## INFORMATION PROVIDED

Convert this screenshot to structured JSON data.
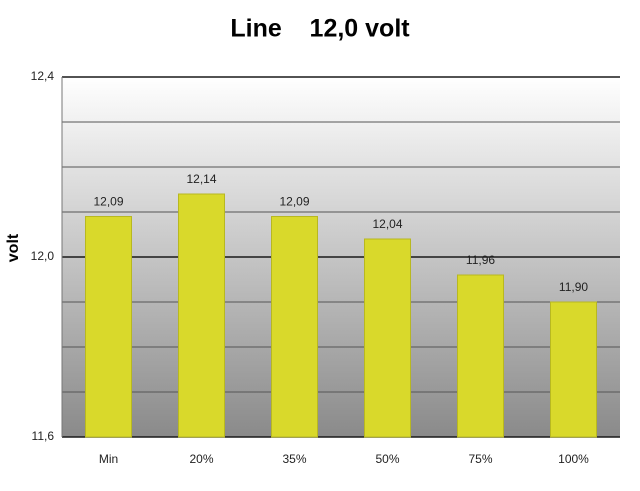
{
  "chart_data": {
    "type": "bar",
    "title": "Line    12,0 volt",
    "y_label": "volt",
    "categories": [
      "Min",
      "20%",
      "35%",
      "50%",
      "75%",
      "100%"
    ],
    "values": [
      12.09,
      12.14,
      12.09,
      12.04,
      11.96,
      11.9
    ],
    "value_labels": [
      "12,09",
      "12,14",
      "12,09",
      "12,04",
      "11,96",
      "11,90"
    ],
    "color": "#d9d92b",
    "ylim": [
      11.6,
      12.4
    ],
    "yticks": [
      {
        "value": 11.6,
        "label": "11,6"
      },
      {
        "value": 12.0,
        "label": "12,0"
      },
      {
        "value": 12.4,
        "label": "12,4"
      }
    ],
    "minor_yticks": [
      11.7,
      11.8,
      11.9,
      12.1,
      12.2,
      12.3
    ],
    "grid": true
  }
}
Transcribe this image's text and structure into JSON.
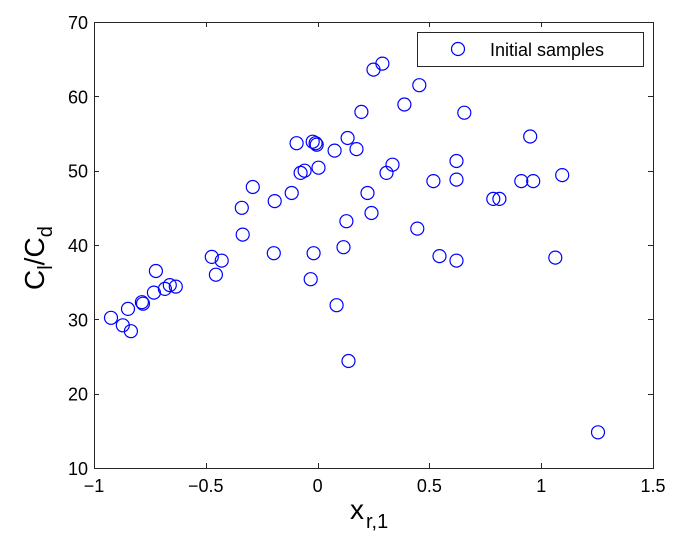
{
  "chart_data": {
    "type": "scatter",
    "title": "",
    "xlabel": "x_{r,1}",
    "xlabel_main": "x",
    "xlabel_sub": "r,1",
    "ylabel": "C_l/C_d",
    "ylabel_parts": {
      "c1": "C",
      "sub1": "l",
      "slash": "/",
      "c2": "C",
      "sub2": "d"
    },
    "xlim": [
      -1,
      1.5
    ],
    "ylim": [
      10,
      70
    ],
    "xticks": [
      -1,
      -0.5,
      0,
      0.5,
      1,
      1.5
    ],
    "xtick_labels": [
      "−1",
      "−0.5",
      "0",
      "0.5",
      "1",
      "1.5"
    ],
    "yticks": [
      10,
      20,
      30,
      40,
      50,
      60,
      70
    ],
    "ytick_labels": [
      "10",
      "20",
      "30",
      "40",
      "50",
      "60",
      "70"
    ],
    "grid": false,
    "legend_position": "upper right",
    "series": [
      {
        "name": "Initial samples",
        "marker": "open-circle",
        "color": "#0000ff",
        "points": [
          [
            -0.924,
            30.2
          ],
          [
            -0.871,
            29.2
          ],
          [
            -0.835,
            28.4
          ],
          [
            -0.848,
            31.4
          ],
          [
            -0.786,
            32.3
          ],
          [
            -0.781,
            32.1
          ],
          [
            -0.723,
            36.5
          ],
          [
            -0.732,
            33.6
          ],
          [
            -0.683,
            34.1
          ],
          [
            -0.661,
            34.6
          ],
          [
            -0.634,
            34.4
          ],
          [
            -0.473,
            38.4
          ],
          [
            -0.429,
            37.9
          ],
          [
            -0.455,
            36.0
          ],
          [
            -0.335,
            41.4
          ],
          [
            -0.339,
            45.0
          ],
          [
            -0.29,
            47.8
          ],
          [
            -0.196,
            38.9
          ],
          [
            -0.192,
            45.9
          ],
          [
            -0.116,
            47.0
          ],
          [
            -0.094,
            53.7
          ],
          [
            -0.076,
            49.7
          ],
          [
            -0.058,
            50.0
          ],
          [
            -0.022,
            53.9
          ],
          [
            -0.009,
            53.7
          ],
          [
            -0.004,
            53.5
          ],
          [
            0.004,
            50.4
          ],
          [
            -0.018,
            38.9
          ],
          [
            -0.031,
            35.4
          ],
          [
            0.076,
            52.7
          ],
          [
            0.134,
            54.4
          ],
          [
            0.174,
            52.9
          ],
          [
            0.085,
            31.9
          ],
          [
            0.116,
            39.7
          ],
          [
            0.129,
            43.2
          ],
          [
            0.138,
            24.4
          ],
          [
            0.196,
            57.9
          ],
          [
            0.25,
            63.6
          ],
          [
            0.29,
            64.4
          ],
          [
            0.308,
            49.7
          ],
          [
            0.335,
            50.8
          ],
          [
            0.223,
            47.0
          ],
          [
            0.241,
            44.3
          ],
          [
            0.388,
            58.9
          ],
          [
            0.455,
            61.5
          ],
          [
            0.656,
            57.8
          ],
          [
            0.518,
            48.6
          ],
          [
            0.621,
            51.3
          ],
          [
            0.621,
            48.8
          ],
          [
            0.446,
            42.2
          ],
          [
            0.545,
            38.5
          ],
          [
            0.621,
            37.9
          ],
          [
            0.786,
            46.2
          ],
          [
            0.813,
            46.2
          ],
          [
            0.911,
            48.6
          ],
          [
            0.964,
            48.6
          ],
          [
            0.951,
            54.6
          ],
          [
            1.094,
            49.4
          ],
          [
            1.063,
            38.3
          ],
          [
            1.254,
            14.8
          ]
        ]
      }
    ]
  },
  "legend": {
    "label": "Initial samples"
  }
}
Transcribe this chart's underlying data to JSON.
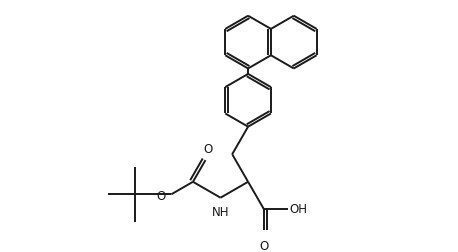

## TASK DESCRIPTION
Write out the material above again, word for word, minus its pictures.

## RESPONSE TO THE EXERCISE
Convert this screenshot to structured JSON data.
{
  "chart_data": {
    "type": "bar",
    "title": "Line    12,0 volt",
    "y_label": "volt",
    "categories": [
      "Min",
      "20%",
      "35%",
      "50%",
      "75%",
      "100%"
    ],
    "values": [
      12.09,
      12.14,
      12.09,
      12.04,
      11.96,
      11.9
    ],
    "value_labels": [
      "12,09",
      "12,14",
      "12,09",
      "12,04",
      "11,96",
      "11,90"
    ],
    "color": "#d9d92b",
    "ylim": [
      11.6,
      12.4
    ],
    "yticks": [
      {
        "value": 11.6,
        "label": "11,6"
      },
      {
        "value": 12.0,
        "label": "12,0"
      },
      {
        "value": 12.4,
        "label": "12,4"
      }
    ],
    "minor_yticks": [
      11.7,
      11.8,
      11.9,
      12.1,
      12.2,
      12.3
    ],
    "grid": true
  }
}
Transcribe this image's text and structure into JSON.
{
  "chart_data": {
    "type": "scatter",
    "title": "",
    "xlabel": "x_{r,1}",
    "xlabel_main": "x",
    "xlabel_sub": "r,1",
    "ylabel": "C_l/C_d",
    "ylabel_parts": {
      "c1": "C",
      "sub1": "l",
      "slash": "/",
      "c2": "C",
      "sub2": "d"
    },
    "xlim": [
      -1,
      1.5
    ],
    "ylim": [
      10,
      70
    ],
    "xticks": [
      -1,
      -0.5,
      0,
      0.5,
      1,
      1.5
    ],
    "xtick_labels": [
      "−1",
      "−0.5",
      "0",
      "0.5",
      "1",
      "1.5"
    ],
    "yticks": [
      10,
      20,
      30,
      40,
      50,
      60,
      70
    ],
    "ytick_labels": [
      "10",
      "20",
      "30",
      "40",
      "50",
      "60",
      "70"
    ],
    "grid": false,
    "legend_position": "upper right",
    "series": [
      {
        "name": "Initial samples",
        "marker": "open-circle",
        "color": "#0000ff",
        "points": [
          [
            -0.924,
            30.2
          ],
          [
            -0.871,
            29.2
          ],
          [
            -0.835,
            28.4
          ],
          [
            -0.848,
            31.4
          ],
          [
            -0.786,
            32.3
          ],
          [
            -0.781,
            32.1
          ],
          [
            -0.723,
            36.5
          ],
          [
            -0.732,
            33.6
          ],
          [
            -0.683,
            34.1
          ],
          [
            -0.661,
            34.6
          ],
          [
            -0.634,
            34.4
          ],
          [
            -0.473,
            38.4
          ],
          [
            -0.429,
            37.9
          ],
          [
            -0.455,
            36.0
          ],
          [
            -0.335,
            41.4
          ],
          [
            -0.339,
            45.0
          ],
          [
            -0.29,
            47.8
          ],
          [
            -0.196,
            38.9
          ],
          [
            -0.192,
            45.9
          ],
          [
            -0.116,
            47.0
          ],
          [
            -0.094,
            53.7
          ],
          [
            -0.076,
            49.7
          ],
          [
            -0.058,
            50.0
          ],
          [
            -0.022,
            53.9
          ],
          [
            -0.009,
            53.7
          ],
          [
            -0.004,
            53.5
          ],
          [
            0.004,
            50.4
          ],
          [
            -0.018,
            38.9
          ],
          [
            -0.031,
            35.4
          ],
          [
            0.076,
            52.7
          ],
          [
            0.134,
            54.4
          ],
          [
            0.174,
            52.9
          ],
          [
            0.085,
            31.9
          ],
          [
            0.116,
            39.7
          ],
          [
            0.129,
            43.2
          ],
          [
            0.138,
            24.4
          ],
          [
            0.196,
            57.9
          ],
          [
            0.25,
            63.6
          ],
          [
            0.29,
            64.4
          ],
          [
            0.308,
            49.7
          ],
          [
            0.335,
            50.8
          ],
          [
            0.223,
            47.0
          ],
          [
            0.241,
            44.3
          ],
          [
            0.388,
            58.9
          ],
          [
            0.455,
            61.5
          ],
          [
            0.656,
            57.8
          ],
          [
            0.518,
            48.6
          ],
          [
            0.621,
            51.3
          ],
          [
            0.621,
            48.8
          ],
          [
            0.446,
            42.2
          ],
          [
            0.545,
            38.5
          ],
          [
            0.621,
            37.9
          ],
          [
            0.786,
            46.2
          ],
          [
            0.813,
            46.2
          ],
          [
            0.911,
            48.6
          ],
          [
            0.964,
            48.6
          ],
          [
            0.951,
            54.6
          ],
          [
            1.094,
            49.4
          ],
          [
            1.063,
            38.3
          ],
          [
            1.254,
            14.8
          ]
        ]
      }
    ]
  },
  "legend": {
    "label": "Initial samples"
  }
}
Transcribe this chart's underlying data to JSON.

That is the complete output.